*Exercise prompt*: Transcribe the listing below word for word.

Recorded data
━━━━

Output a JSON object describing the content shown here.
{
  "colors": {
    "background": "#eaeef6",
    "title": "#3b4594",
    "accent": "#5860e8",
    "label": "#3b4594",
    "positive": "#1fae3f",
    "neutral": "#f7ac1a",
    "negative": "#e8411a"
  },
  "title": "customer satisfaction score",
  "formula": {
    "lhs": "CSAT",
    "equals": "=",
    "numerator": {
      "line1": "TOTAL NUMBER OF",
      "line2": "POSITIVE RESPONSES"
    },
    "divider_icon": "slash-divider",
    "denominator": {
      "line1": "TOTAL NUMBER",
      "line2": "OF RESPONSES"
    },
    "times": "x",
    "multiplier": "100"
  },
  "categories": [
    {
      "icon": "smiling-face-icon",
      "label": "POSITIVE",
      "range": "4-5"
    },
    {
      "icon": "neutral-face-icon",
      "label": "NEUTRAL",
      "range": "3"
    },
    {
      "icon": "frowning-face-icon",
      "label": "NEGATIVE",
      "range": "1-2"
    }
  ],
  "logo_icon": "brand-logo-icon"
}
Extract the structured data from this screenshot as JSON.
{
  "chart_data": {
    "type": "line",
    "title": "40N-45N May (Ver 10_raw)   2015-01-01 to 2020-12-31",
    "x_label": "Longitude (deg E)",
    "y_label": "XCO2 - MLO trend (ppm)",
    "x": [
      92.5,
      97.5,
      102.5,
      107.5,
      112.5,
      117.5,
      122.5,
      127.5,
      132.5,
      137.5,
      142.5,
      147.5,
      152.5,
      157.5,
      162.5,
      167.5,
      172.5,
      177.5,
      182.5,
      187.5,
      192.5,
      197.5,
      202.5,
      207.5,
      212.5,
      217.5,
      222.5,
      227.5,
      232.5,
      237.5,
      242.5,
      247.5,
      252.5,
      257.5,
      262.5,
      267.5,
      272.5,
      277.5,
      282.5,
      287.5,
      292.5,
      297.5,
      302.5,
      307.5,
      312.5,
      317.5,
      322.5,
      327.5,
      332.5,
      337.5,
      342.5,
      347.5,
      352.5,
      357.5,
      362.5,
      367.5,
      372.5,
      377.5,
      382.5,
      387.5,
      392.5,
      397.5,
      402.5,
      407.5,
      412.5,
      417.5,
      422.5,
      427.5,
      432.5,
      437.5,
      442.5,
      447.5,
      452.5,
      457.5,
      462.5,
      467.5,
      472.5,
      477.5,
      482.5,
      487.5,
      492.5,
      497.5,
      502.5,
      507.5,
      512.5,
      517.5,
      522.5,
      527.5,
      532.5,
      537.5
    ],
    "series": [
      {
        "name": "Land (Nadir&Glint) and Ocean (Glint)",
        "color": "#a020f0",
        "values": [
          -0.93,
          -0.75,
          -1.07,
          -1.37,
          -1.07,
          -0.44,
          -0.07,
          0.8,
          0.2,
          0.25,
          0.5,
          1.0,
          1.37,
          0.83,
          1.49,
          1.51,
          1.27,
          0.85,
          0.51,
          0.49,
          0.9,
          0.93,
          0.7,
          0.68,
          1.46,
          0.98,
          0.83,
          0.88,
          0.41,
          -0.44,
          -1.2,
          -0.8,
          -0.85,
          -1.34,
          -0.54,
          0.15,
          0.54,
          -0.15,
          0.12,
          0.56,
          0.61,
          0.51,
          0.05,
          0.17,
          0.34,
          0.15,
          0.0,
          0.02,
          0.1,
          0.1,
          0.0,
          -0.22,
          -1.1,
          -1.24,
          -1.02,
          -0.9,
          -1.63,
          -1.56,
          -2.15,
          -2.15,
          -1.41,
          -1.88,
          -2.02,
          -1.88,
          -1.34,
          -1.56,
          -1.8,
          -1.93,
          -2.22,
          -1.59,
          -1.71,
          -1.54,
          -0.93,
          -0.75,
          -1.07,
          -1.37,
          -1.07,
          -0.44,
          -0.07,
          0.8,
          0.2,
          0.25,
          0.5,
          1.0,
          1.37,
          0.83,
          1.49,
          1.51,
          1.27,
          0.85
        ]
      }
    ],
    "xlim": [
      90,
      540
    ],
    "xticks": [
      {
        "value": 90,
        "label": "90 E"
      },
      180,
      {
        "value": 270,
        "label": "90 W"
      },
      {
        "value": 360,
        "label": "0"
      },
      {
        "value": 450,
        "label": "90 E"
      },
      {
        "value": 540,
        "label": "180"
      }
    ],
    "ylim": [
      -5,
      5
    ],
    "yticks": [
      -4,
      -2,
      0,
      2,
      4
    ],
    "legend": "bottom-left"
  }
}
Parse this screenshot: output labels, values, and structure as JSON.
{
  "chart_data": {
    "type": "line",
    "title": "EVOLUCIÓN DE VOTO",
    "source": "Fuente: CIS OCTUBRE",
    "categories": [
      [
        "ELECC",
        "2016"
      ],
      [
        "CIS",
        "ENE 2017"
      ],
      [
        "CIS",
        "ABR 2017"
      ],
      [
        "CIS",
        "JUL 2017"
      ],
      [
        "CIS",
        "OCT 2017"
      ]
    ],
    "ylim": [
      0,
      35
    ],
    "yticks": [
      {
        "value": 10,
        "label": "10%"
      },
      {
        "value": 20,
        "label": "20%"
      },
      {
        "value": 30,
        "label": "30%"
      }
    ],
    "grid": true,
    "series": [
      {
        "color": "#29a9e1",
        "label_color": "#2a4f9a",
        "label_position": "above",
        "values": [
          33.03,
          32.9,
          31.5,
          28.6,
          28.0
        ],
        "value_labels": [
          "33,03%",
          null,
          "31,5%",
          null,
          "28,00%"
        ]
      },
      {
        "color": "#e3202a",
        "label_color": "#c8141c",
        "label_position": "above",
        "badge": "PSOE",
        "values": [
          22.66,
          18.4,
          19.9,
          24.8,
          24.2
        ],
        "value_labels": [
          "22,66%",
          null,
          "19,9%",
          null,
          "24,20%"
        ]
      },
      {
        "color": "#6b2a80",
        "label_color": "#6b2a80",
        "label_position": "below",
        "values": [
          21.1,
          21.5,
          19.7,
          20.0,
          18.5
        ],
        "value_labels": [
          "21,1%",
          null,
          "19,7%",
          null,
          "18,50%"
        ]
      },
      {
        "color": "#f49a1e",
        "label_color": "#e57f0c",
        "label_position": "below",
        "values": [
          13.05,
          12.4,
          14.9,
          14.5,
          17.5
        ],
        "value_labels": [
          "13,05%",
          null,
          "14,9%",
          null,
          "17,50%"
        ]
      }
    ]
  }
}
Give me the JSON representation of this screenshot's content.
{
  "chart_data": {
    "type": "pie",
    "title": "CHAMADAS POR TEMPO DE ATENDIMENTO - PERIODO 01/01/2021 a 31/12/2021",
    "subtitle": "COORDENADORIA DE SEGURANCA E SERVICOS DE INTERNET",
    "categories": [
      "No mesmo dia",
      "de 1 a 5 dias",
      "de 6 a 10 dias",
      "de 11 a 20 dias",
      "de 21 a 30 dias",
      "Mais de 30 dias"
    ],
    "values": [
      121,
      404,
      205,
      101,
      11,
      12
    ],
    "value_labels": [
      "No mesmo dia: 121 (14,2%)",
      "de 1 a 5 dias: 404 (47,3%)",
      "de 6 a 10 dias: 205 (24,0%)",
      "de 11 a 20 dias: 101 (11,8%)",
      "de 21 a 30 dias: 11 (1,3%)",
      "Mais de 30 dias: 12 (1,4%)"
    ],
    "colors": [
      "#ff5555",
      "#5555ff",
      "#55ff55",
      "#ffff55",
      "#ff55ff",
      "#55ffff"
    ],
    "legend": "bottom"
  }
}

━━━━

*Final answer*:
Output a JSON object describing the content shown here.
{
  "colors": {
    "background": "#eaeef6",
    "title": "#3b4594",
    "accent": "#5860e8",
    "label": "#3b4594",
    "positive": "#1fae3f",
    "neutral": "#f7ac1a",
    "negative": "#e8411a"
  },
  "title": "customer satisfaction score",
  "formula": {
    "lhs": "CSAT",
    "equals": "=",
    "numerator": {
      "line1": "TOTAL NUMBER OF",
      "line2": "POSITIVE RESPONSES"
    },
    "divider_icon": "slash-divider",
    "denominator": {
      "line1": "TOTAL NUMBER",
      "line2": "OF RESPONSES"
    },
    "times": "x",
    "multiplier": "100"
  },
  "categories": [
    {
      "icon": "smiling-face-icon",
      "label": "POSITIVE",
      "range": "4-5"
    },
    {
      "icon": "neutral-face-icon",
      "label": "NEUTRAL",
      "range": "3"
    },
    {
      "icon": "frowning-face-icon",
      "label": "NEGATIVE",
      "range": "1-2"
    }
  ],
  "logo_icon": "brand-logo-icon"
}
Extract the structured data from this screenshot as JSON.
{
  "chart_data": {
    "type": "line",
    "title": "40N-45N May (Ver 10_raw)   2015-01-01 to 2020-12-31",
    "x_label": "Longitude (deg E)",
    "y_label": "XCO2 - MLO trend (ppm)",
    "x": [
      92.5,
      97.5,
      102.5,
      107.5,
      112.5,
      117.5,
      122.5,
      127.5,
      132.5,
      137.5,
      142.5,
      147.5,
      152.5,
      157.5,
      162.5,
      167.5,
      172.5,
      177.5,
      182.5,
      187.5,
      192.5,
      197.5,
      202.5,
      207.5,
      212.5,
      217.5,
      222.5,
      227.5,
      232.5,
      237.5,
      242.5,
      247.5,
      252.5,
      257.5,
      262.5,
      267.5,
      272.5,
      277.5,
      282.5,
      287.5,
      292.5,
      297.5,
      302.5,
      307.5,
      312.5,
      317.5,
      322.5,
      327.5,
      332.5,
      337.5,
      342.5,
      347.5,
      352.5,
      357.5,
      362.5,
      367.5,
      372.5,
      377.5,
      382.5,
      387.5,
      392.5,
      397.5,
      402.5,
      407.5,
      412.5,
      417.5,
      422.5,
      427.5,
      432.5,
      437.5,
      442.5,
      447.5,
      452.5,
      457.5,
      462.5,
      467.5,
      472.5,
      477.5,
      482.5,
      487.5,
      492.5,
      497.5,
      502.5,
      507.5,
      512.5,
      517.5,
      522.5,
      527.5,
      532.5,
      537.5
    ],
    "series": [
      {
        "name": "Land (Nadir&Glint) and Ocean (Glint)",
        "color": "#a020f0",
        "values": [
          -0.93,
          -0.75,
          -1.07,
          -1.37,
          -1.07,
          -0.44,
          -0.07,
          0.8,
          0.2,
          0.25,
          0.5,
          1.0,
          1.37,
          0.83,
          1.49,
          1.51,
          1.27,
          0.85,
          0.51,
          0.49,
          0.9,
          0.93,
          0.7,
          0.68,
          1.46,
          0.98,
          0.83,
          0.88,
          0.41,
          -0.44,
          -1.2,
          -0.8,
          -0.85,
          -1.34,
          -0.54,
          0.15,
          0.54,
          -0.15,
          0.12,
          0.56,
          0.61,
          0.51,
          0.05,
          0.17,
          0.34,
          0.15,
          0.0,
          0.02,
          0.1,
          0.1,
          0.0,
          -0.22,
          -1.1,
          -1.24,
          -1.02,
          -0.9,
          -1.63,
          -1.56,
          -2.15,
          -2.15,
          -1.41,
          -1.88,
          -2.02,
          -1.88,
          -1.34,
          -1.56,
          -1.8,
          -1.93,
          -2.22,
          -1.59,
          -1.71,
          -1.54,
          -0.93,
          -0.75,
          -1.07,
          -1.37,
          -1.07,
          -0.44,
          -0.07,
          0.8,
          0.2,
          0.25,
          0.5,
          1.0,
          1.37,
          0.83,
          1.49,
          1.51,
          1.27,
          0.85
        ]
      }
    ],
    "xlim": [
      90,
      540
    ],
    "xticks": [
      {
        "value": 90,
        "label": "90 E"
      },
      180,
      {
        "value": 270,
        "label": "90 W"
      },
      {
        "value": 360,
        "label": "0"
      },
      {
        "value": 450,
        "label": "90 E"
      },
      {
        "value": 540,
        "label": "180"
      }
    ],
    "ylim": [
      -5,
      5
    ],
    "yticks": [
      -4,
      -2,
      0,
      2,
      4
    ],
    "legend": "bottom-left"
  }
}
Parse this screenshot: output labels, values, and structure as JSON.
{
  "chart_data": {
    "type": "line",
    "title": "EVOLUCIÓN DE VOTO",
    "source": "Fuente: CIS OCTUBRE",
    "categories": [
      [
        "ELECC",
        "2016"
      ],
      [
        "CIS",
        "ENE 2017"
      ],
      [
        "CIS",
        "ABR 2017"
      ],
      [
        "CIS",
        "JUL 2017"
      ],
      [
        "CIS",
        "OCT 2017"
      ]
    ],
    "ylim": [
      0,
      35
    ],
    "yticks": [
      {
        "value": 10,
        "label": "10%"
      },
      {
        "value": 20,
        "label": "20%"
      },
      {
        "value": 30,
        "label": "30%"
      }
    ],
    "grid": true,
    "series": [
      {
        "color": "#29a9e1",
        "label_color": "#2a4f9a",
        "label_position": "above",
        "values": [
          33.03,
          32.9,
          31.5,
          28.6,
          28.0
        ],
        "value_labels": [
          "33,03%",
          null,
          "31,5%",
          null,
          "28,00%"
        ]
      },
      {
        "color": "#e3202a",
        "label_color": "#c8141c",
        "label_position": "above",
        "badge": "PSOE",
        "values": [
          22.66,
          18.4,
          19.9,
          24.8,
          24.2
        ],
        "value_labels": [
          "22,66%",
          null,
          "19,9%",
          null,
          "24,20%"
        ]
      },
      {
        "color": "#6b2a80",
        "label_color": "#6b2a80",
        "label_position": "below",
        "values": [
          21.1,
          21.5,
          19.7,
          20.0,
          18.5
        ],
        "value_labels": [
          "21,1%",
          null,
          "19,7%",
          null,
          "18,50%"
        ]
      },
      {
        "color": "#f49a1e",
        "label_color": "#e57f0c",
        "label_position": "below",
        "values": [
          13.05,
          12.4,
          14.9,
          14.5,
          17.5
        ],
        "value_labels": [
          "13,05%",
          null,
          "14,9%",
          null,
          "17,50%"
        ]
      }
    ]
  }
}
Give me the JSON representation of this screenshot's content.
{
  "chart_data": {
    "type": "pie",
    "title": "CHAMADAS POR TEMPO DE ATENDIMENTO - PERIODO 01/01/2021 a 31/12/2021",
    "subtitle": "COORDENADORIA DE SEGURANCA E SERVICOS DE INTERNET",
    "categories": [
      "No mesmo dia",
      "de 1 a 5 dias",
      "de 6 a 10 dias",
      "de 11 a 20 dias",
      "de 21 a 30 dias",
      "Mais de 30 dias"
    ],
    "values": [
      121,
      404,
      205,
      101,
      11,
      12
    ],
    "value_labels": [
      "No mesmo dia: 121 (14,2%)",
      "de 1 a 5 dias: 404 (47,3%)",
      "de 6 a 10 dias: 205 (24,0%)",
      "de 11 a 20 dias: 101 (11,8%)",
      "de 21 a 30 dias: 11 (1,3%)",
      "Mais de 30 dias: 12 (1,4%)"
    ],
    "colors": [
      "#ff5555",
      "#5555ff",
      "#55ff55",
      "#ffff55",
      "#ff55ff",
      "#55ffff"
    ],
    "legend": "bottom"
  }
}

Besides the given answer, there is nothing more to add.